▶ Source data
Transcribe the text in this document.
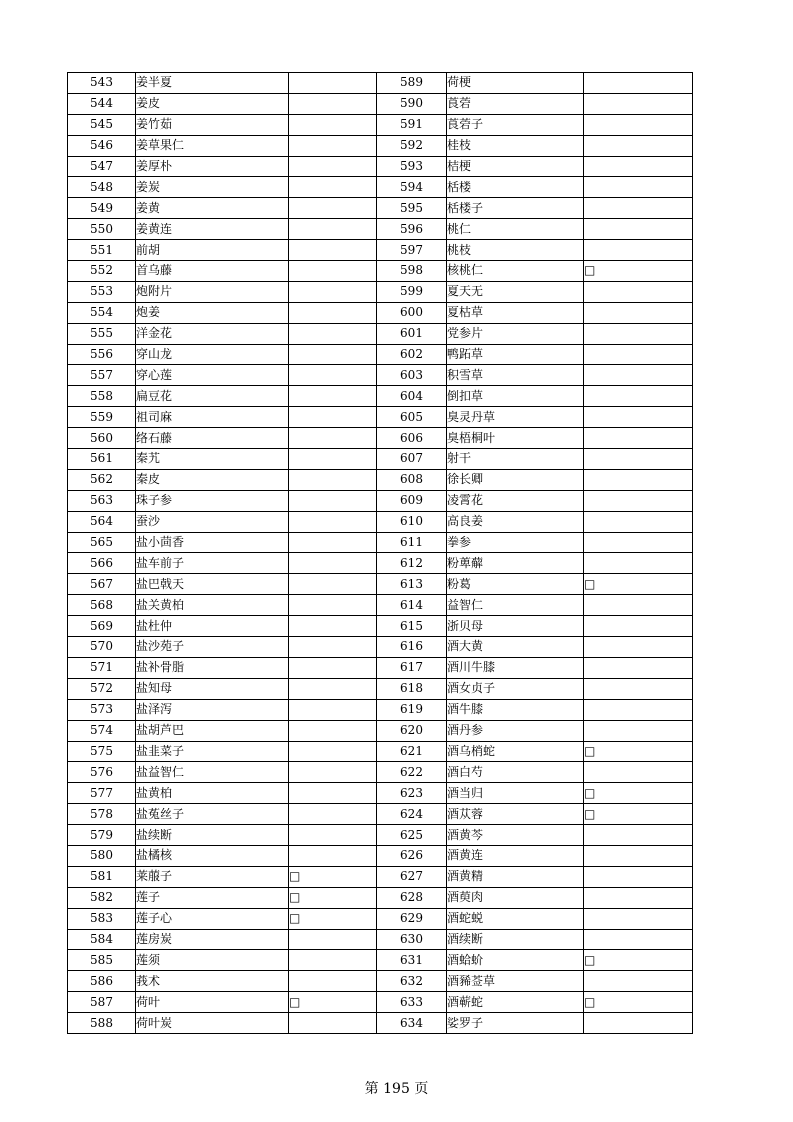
543	姜半夏		589	荷梗	
544	姜皮		590	莨菪	
545	姜竹茹		591	莨菪子	
546	姜草果仁		592	桂枝	
547	姜厚朴		593	桔梗	
548	姜炭		594	栝楼	
549	姜黄		595	栝楼子	
550	姜黄连		596	桃仁	
551	前胡		597	桃枝	
552	首乌藤		598	核桃仁	□
553	炮附片		599	夏天无	
554	炮姜		600	夏枯草	
555	洋金花		601	党参片	
556	穿山龙		602	鸭跖草	
557	穿心莲		603	积雪草	
558	扁豆花		604	倒扣草	
559	祖司麻		605	臭灵丹草	
560	络石藤		606	臭梧桐叶	
561	秦艽		607	射干	
562	秦皮		608	徐长卿	
563	珠子参		609	凌霄花	
564	蚕沙		610	高良姜	
565	盐小茴香		611	拳参	
566	盐车前子		612	粉萆薢	
567	盐巴戟天		613	粉葛	□
568	盐关黄柏		614	益智仁	
569	盐杜仲		615	浙贝母	
570	盐沙苑子		616	酒大黄	
571	盐补骨脂		617	酒川牛膝	
572	盐知母		618	酒女贞子	
573	盐泽泻		619	酒牛膝	
574	盐胡芦巴		620	酒丹参	
575	盐韭菜子		621	酒乌梢蛇	□
576	盐益智仁		622	酒白芍	
577	盐黄柏		623	酒当归	□
578	盐菟丝子		624	酒苁蓉	□
579	盐续断		625	酒黄芩	
580	盐橘核		626	酒黄连	
581	莱菔子	□	627	酒黄精	
582	莲子	□	628	酒萸肉	
583	莲子心	□	629	酒蛇蜕	
584	莲房炭		630	酒续断	
585	莲须		631	酒蛤蚧	□
586	莪术		632	酒豨莶草	
587	荷叶	□	633	酒蕲蛇	□
588	荷叶炭		634	娑罗子	
第 195 页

▶ Problem to solve
The pictures should not appear in the copy; every other part of the records above must be returned exactly.

▶ Task output
Transcribe the text in this document.
543	姜半夏		589	荷梗	
544	姜皮		590	莨菪	
545	姜竹茹		591	莨菪子	
546	姜草果仁		592	桂枝	
547	姜厚朴		593	桔梗	
548	姜炭		594	栝楼	
549	姜黄		595	栝楼子	
550	姜黄连		596	桃仁	
551	前胡		597	桃枝	
552	首乌藤		598	核桃仁	□
553	炮附片		599	夏天无	
554	炮姜		600	夏枯草	
555	洋金花		601	党参片	
556	穿山龙		602	鸭跖草	
557	穿心莲		603	积雪草	
558	扁豆花		604	倒扣草	
559	祖司麻		605	臭灵丹草	
560	络石藤		606	臭梧桐叶	
561	秦艽		607	射干	
562	秦皮		608	徐长卿	
563	珠子参		609	凌霄花	
564	蚕沙		610	高良姜	
565	盐小茴香		611	拳参	
566	盐车前子		612	粉萆薢	
567	盐巴戟天		613	粉葛	□
568	盐关黄柏		614	益智仁	
569	盐杜仲		615	浙贝母	
570	盐沙苑子		616	酒大黄	
571	盐补骨脂		617	酒川牛膝	
572	盐知母		618	酒女贞子	
573	盐泽泻		619	酒牛膝	
574	盐胡芦巴		620	酒丹参	
575	盐韭菜子		621	酒乌梢蛇	□
576	盐益智仁		622	酒白芍	
577	盐黄柏		623	酒当归	□
578	盐菟丝子		624	酒苁蓉	□
579	盐续断		625	酒黄芩	
580	盐橘核		626	酒黄连	
581	莱菔子	□	627	酒黄精	
582	莲子	□	628	酒萸肉	
583	莲子心	□	629	酒蛇蜕	
584	莲房炭		630	酒续断	
585	莲须		631	酒蛤蚧	□
586	莪术		632	酒豨莶草	
587	荷叶	□	633	酒蕲蛇	□
588	荷叶炭		634	娑罗子	
第 195 页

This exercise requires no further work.